■ **COSA FARE**
Riporta senza modifiche il passo del testo sulla seconda domanda di ricongiunzione che comincia con "L’Inps, con messaggio" e prosegue fino a "il requisito contributivo.".

■ **TESTO FORNITO**
Lavoro

Prestazione di sostegno al reddito e seconda domanda di ricongiunzione

L'Inps dà indicazioni operative in merito al caso di presentazione di una seconda domanda di ricongiunzione onerosa all'atto di accedere alla prestazione di sostegno al reddito previsto dalla Riforma Fornero con riferimento all'ipotesi in cui manchi il requisito contributivo
L’Inps dà indicazioni operative in merito al caso di presentazione di una seconda domanda di ricongiunzione onerosa all’atto di accedere alla prestazione di sostegno al reddito previsto dalla Riforma Fornero con riferimento all’ipotesi in cui manchi il requisito contributivo

L’Inps, con messaggio 14984 del 24 settembre 2013, dà indicazioni operative in merito al caso di presentazione di una seconda domanda di ricongiunzione onerosa all’atto di accedere alla prestazione di sostegno al reddito previsto dalla Riforma Fornero con riferimento all’ipotesi in cui manchi il requisito contributivo.
In particolare, l’Inps interviene in ordine alla proponibilità di una seconda domanda di ricongiunzione onerosa al momento dell’accesso alla prestazione di sostegno al reddito prevista dall’art. 4, della legge n. 92 del 28 giugno 2012, premettendo che la prestazione in argomento non è una prestazione pensionistica ma una prestazione di sostegno al reddito.

Infatti, l’art. 4 della legge n. 92/2012 prevede che il datore di lavoro si impegna a corrispondere all’Inps la provvista finanziaria necessaria per l’erogazione ai lavoratori di una prestazione di importo pari al trattamento di pensione che spetterebbe al momento della risoluzione del rapporto di lavoro in base alle regole vigenti e per l’accredito della contribuzione fino al raggiungimento dei requisiti minimi per il pensionamento.

In merito alla proponibilità di una seconda domanda di ricongiunzione si precisa che l’art. 4 della legge n. 29/1979 prevede che questa può essere presentata:

  • nel momento in cui il richiedente possa far valere, successivamente alla prima domanda di ricongiunzione, un periodo di assicurazione di almeno dieci anni, di cui almeno cinque di contribuzione versata in costanza di effettiva attività lavorativa;
  • all’atto del pensionamento, in mancanza del requisito assicurativo e contributivo predetto; in questo secondo caso, la ricongiunzione può essere azionata esclusivamente nella gestione nella quale era stata richiesta con la prima domanda.

Dati registrati
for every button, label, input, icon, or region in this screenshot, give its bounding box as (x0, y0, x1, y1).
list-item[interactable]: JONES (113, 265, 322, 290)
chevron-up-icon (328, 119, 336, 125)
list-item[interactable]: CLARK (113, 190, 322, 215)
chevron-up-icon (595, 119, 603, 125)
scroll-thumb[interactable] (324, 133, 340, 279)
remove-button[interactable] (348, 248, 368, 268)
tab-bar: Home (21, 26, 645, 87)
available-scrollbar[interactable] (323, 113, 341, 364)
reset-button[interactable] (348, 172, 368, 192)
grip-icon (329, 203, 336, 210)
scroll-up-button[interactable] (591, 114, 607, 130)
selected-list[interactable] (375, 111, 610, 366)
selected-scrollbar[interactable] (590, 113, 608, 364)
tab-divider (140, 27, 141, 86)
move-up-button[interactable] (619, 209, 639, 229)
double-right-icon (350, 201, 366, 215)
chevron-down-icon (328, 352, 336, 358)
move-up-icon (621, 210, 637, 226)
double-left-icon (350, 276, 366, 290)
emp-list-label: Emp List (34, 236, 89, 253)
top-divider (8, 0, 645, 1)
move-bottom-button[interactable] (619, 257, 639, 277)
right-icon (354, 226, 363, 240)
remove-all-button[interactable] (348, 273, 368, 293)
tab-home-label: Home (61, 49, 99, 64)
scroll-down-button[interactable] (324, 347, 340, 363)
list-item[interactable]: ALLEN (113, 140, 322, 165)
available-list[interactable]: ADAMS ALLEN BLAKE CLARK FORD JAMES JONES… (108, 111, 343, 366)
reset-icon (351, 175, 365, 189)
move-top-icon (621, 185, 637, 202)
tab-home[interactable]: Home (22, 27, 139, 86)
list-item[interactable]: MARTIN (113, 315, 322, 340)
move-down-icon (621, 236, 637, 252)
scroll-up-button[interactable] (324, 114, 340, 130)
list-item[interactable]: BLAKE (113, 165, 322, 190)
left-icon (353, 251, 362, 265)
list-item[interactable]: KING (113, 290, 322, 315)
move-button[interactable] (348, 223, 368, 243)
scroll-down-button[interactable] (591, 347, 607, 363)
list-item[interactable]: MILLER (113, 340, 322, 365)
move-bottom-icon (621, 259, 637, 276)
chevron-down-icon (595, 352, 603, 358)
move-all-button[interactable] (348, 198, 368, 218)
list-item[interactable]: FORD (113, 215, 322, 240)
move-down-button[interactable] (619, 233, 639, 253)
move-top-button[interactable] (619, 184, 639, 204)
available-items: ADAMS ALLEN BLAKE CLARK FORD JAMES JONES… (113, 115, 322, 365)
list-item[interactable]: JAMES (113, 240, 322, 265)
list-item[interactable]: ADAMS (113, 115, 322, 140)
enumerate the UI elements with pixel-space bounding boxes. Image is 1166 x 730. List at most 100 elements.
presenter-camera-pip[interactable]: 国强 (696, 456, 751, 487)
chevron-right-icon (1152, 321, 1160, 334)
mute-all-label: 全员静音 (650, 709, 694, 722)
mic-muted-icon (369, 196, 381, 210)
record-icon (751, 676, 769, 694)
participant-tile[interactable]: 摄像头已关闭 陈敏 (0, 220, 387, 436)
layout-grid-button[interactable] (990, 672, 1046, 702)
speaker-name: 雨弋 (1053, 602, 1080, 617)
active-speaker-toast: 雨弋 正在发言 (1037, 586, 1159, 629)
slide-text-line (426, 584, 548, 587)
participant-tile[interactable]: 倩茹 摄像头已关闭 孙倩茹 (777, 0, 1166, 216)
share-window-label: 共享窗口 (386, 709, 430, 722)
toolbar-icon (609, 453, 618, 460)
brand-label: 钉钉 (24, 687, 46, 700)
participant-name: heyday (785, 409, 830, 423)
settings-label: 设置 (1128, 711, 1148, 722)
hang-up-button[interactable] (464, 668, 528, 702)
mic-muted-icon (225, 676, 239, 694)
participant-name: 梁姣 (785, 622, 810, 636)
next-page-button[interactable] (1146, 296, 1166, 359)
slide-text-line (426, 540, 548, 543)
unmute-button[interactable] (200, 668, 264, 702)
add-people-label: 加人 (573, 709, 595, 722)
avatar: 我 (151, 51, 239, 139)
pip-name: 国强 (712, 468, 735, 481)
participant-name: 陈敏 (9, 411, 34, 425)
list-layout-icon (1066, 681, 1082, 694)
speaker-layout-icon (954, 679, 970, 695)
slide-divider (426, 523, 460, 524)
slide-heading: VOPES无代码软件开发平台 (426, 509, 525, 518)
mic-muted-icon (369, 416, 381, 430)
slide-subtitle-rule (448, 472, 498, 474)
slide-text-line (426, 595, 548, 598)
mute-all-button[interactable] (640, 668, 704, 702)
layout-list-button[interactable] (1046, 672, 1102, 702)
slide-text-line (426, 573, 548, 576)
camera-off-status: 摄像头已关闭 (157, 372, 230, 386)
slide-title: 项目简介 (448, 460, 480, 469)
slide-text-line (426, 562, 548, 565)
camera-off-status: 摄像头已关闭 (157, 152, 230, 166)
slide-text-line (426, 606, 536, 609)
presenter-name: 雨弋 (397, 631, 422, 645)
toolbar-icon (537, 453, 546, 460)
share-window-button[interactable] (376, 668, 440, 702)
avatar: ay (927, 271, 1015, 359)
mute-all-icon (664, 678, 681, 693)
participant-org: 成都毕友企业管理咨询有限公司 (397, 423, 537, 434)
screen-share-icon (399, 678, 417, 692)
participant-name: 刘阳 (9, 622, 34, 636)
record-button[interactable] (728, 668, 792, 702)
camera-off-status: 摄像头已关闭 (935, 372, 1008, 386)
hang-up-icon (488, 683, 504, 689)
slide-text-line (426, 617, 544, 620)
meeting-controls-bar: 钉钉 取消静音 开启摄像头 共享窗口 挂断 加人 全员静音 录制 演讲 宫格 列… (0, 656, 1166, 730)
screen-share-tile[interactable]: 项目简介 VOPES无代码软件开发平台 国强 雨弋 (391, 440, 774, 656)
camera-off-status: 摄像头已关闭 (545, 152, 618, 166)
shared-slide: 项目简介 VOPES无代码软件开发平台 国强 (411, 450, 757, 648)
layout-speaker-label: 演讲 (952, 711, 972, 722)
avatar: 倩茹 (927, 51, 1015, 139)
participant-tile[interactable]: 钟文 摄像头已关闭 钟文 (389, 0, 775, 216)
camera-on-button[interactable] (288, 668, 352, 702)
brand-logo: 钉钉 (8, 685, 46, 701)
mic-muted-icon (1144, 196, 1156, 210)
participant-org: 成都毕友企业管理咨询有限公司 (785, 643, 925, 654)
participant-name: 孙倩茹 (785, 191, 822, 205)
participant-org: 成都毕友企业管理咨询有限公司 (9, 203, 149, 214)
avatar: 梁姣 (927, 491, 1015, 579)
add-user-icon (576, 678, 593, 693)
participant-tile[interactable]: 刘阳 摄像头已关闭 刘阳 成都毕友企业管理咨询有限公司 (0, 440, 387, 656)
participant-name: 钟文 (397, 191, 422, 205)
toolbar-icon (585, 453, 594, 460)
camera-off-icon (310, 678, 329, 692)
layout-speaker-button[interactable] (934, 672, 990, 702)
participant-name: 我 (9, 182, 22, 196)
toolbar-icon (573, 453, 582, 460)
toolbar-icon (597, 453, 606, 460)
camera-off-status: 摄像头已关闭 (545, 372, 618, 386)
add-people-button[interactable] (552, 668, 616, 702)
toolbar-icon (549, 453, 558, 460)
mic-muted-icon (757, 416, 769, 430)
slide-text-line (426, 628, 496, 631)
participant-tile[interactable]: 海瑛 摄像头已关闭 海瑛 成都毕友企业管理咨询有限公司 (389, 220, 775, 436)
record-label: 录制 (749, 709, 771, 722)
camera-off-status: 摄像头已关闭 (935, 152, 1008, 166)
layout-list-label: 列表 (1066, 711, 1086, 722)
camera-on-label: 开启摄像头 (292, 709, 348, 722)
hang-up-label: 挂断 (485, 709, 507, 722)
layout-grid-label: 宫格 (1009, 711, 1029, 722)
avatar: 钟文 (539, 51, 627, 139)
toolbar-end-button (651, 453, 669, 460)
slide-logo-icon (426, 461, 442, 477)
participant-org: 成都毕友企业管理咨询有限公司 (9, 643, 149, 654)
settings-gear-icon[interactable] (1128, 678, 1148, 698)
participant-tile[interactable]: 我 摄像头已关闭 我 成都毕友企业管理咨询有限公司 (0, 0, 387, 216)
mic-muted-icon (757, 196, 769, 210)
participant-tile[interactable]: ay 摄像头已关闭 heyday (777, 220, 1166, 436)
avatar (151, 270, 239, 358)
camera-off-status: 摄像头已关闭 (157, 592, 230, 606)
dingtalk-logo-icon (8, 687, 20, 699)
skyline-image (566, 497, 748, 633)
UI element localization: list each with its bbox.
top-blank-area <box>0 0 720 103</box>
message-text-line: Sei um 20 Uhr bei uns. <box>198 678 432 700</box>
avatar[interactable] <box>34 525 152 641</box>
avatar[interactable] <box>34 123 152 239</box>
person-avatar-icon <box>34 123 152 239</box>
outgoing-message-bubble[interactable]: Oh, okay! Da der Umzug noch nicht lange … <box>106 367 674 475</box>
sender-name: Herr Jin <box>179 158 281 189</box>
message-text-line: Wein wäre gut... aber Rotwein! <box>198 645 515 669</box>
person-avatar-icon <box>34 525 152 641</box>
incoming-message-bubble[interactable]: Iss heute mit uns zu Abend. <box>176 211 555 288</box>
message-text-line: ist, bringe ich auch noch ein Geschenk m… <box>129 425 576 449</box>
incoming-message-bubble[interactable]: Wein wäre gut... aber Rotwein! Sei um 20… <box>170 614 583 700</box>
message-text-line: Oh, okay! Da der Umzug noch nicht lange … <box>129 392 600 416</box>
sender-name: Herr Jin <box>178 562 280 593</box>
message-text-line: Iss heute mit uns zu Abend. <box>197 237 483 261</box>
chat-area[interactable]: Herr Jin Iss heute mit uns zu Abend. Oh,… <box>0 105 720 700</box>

■ **RISPOSTA**
L’Inps, con messaggio 14984 del 24 settembre 2013, dà indicazioni operative in merito al caso di presentazione di una seconda domanda di ricongiunzione onerosa all’atto di accedere alla prestazione di sostegno al reddito previsto dalla Riforma Fornero con riferimento all’ipotesi in cui manchi il requisito contributivo.